====== SUPPLIED ENTRIES

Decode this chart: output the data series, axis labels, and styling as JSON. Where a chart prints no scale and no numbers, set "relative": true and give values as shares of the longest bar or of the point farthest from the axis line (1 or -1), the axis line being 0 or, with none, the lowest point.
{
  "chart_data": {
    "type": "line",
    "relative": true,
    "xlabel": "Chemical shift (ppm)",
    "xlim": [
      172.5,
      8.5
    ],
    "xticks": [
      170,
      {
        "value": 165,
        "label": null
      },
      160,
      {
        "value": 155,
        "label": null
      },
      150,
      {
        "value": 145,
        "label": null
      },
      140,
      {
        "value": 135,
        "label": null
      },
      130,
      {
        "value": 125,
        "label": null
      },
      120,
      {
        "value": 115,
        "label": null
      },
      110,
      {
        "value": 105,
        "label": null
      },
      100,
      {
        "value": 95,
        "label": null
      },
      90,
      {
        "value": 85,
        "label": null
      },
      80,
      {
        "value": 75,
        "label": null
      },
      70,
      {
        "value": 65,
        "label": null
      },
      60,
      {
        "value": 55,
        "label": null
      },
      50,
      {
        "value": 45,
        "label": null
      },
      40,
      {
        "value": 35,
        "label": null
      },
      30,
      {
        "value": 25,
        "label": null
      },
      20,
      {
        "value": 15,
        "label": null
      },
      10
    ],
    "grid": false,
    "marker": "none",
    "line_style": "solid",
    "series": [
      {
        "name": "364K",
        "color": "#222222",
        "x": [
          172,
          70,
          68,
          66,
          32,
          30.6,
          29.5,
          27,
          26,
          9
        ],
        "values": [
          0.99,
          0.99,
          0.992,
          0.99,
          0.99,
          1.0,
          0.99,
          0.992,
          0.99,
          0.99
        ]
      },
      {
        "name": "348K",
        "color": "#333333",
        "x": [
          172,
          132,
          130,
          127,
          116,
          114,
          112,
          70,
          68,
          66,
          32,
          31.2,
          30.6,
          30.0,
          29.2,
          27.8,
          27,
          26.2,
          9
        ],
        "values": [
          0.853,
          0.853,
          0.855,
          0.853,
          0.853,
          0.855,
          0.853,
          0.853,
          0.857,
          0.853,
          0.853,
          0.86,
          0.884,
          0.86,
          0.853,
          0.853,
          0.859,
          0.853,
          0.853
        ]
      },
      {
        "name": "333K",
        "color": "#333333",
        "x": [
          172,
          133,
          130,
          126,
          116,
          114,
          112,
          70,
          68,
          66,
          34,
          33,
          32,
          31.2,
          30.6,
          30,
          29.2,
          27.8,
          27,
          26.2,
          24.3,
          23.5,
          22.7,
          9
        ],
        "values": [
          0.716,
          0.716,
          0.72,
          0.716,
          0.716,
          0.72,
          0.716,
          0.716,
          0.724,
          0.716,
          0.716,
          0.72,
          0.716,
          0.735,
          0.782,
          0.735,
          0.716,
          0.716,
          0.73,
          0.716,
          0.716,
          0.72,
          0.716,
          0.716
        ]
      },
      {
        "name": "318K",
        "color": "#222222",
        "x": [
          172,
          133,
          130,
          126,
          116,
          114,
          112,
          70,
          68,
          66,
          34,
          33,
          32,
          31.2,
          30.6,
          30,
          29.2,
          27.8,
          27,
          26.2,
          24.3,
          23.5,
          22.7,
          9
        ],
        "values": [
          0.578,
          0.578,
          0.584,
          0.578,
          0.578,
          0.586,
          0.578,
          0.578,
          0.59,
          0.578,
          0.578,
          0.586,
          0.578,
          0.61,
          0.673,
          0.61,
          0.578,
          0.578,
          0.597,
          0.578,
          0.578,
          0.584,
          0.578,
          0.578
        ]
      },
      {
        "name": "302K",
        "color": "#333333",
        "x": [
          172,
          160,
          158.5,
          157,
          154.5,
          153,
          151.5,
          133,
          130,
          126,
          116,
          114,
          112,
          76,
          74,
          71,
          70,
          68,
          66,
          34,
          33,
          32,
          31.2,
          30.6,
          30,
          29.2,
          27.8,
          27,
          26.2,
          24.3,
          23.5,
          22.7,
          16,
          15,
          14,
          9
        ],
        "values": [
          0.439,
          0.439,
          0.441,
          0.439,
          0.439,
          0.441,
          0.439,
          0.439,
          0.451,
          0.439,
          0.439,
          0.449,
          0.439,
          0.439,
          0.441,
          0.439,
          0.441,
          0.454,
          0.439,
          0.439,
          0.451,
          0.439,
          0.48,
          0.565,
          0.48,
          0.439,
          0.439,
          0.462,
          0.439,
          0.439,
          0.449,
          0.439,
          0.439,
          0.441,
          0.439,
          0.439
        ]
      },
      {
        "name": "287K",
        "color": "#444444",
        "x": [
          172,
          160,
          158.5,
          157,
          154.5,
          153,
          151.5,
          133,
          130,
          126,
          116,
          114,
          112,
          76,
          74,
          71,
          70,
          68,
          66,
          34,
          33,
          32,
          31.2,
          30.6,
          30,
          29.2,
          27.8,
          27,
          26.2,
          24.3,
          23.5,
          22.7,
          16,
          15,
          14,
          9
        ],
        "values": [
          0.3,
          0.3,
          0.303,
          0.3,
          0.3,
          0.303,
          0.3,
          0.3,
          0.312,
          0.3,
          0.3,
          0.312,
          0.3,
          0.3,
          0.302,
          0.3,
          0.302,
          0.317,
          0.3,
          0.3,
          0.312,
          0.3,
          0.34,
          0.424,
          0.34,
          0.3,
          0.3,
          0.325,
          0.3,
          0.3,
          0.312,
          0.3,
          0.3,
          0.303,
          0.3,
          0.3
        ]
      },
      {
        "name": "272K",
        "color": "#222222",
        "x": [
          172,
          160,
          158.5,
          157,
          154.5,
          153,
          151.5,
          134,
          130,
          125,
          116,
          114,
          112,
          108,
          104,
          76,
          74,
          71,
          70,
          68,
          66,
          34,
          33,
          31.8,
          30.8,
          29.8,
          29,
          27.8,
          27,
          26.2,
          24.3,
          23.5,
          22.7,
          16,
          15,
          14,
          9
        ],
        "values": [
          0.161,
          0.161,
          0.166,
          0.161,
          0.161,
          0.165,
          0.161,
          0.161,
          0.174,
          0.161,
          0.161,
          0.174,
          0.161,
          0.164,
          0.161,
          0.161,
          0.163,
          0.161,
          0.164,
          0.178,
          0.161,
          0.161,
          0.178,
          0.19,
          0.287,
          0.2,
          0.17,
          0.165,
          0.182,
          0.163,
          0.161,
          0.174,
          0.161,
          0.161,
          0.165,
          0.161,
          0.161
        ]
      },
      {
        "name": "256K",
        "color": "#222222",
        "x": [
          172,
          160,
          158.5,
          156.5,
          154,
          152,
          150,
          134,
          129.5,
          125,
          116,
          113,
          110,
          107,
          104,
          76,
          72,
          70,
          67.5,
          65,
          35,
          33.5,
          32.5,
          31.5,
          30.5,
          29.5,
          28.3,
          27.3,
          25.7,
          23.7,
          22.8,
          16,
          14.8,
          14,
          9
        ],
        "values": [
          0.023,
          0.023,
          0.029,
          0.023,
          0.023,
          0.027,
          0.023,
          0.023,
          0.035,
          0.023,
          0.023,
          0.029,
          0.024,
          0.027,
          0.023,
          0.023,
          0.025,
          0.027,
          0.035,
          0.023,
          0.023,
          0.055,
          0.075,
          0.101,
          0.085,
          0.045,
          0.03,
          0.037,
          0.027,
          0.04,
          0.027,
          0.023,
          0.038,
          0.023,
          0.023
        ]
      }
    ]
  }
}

============

EXERCISE TASK:
Tally how many lines of the data include the word "relative". Write the number and nothing else.

THE OUTPUT:
2